• The exercise
Collect each line of the records containing the string "GmbH".

• Dataset rows
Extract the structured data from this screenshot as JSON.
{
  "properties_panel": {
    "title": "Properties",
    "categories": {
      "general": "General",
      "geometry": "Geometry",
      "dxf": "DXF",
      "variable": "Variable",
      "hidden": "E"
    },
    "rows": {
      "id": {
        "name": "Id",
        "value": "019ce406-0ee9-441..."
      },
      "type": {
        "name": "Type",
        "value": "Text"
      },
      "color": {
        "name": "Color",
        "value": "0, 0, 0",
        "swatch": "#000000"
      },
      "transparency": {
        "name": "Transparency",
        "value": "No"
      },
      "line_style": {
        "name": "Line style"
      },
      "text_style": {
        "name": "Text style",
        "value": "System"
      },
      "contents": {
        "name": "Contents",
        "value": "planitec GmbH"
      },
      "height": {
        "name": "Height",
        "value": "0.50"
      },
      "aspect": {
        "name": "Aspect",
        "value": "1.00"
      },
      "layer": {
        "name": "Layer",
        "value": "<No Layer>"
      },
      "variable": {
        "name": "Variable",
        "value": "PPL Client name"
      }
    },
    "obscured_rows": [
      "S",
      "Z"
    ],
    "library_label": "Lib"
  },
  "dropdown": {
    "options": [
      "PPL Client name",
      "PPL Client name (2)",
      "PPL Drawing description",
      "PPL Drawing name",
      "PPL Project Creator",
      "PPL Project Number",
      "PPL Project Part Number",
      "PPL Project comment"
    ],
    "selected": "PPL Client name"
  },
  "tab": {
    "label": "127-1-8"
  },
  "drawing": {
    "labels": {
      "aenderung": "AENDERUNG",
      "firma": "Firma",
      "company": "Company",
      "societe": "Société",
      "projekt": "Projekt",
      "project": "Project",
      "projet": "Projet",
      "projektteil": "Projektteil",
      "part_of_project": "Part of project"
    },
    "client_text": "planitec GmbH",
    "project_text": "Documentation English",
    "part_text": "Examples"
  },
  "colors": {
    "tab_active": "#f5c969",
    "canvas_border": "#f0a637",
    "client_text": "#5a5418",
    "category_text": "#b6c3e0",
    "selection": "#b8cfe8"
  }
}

• Answer below
        "value": "planitec GmbH"
    "client_text": "planitec GmbH",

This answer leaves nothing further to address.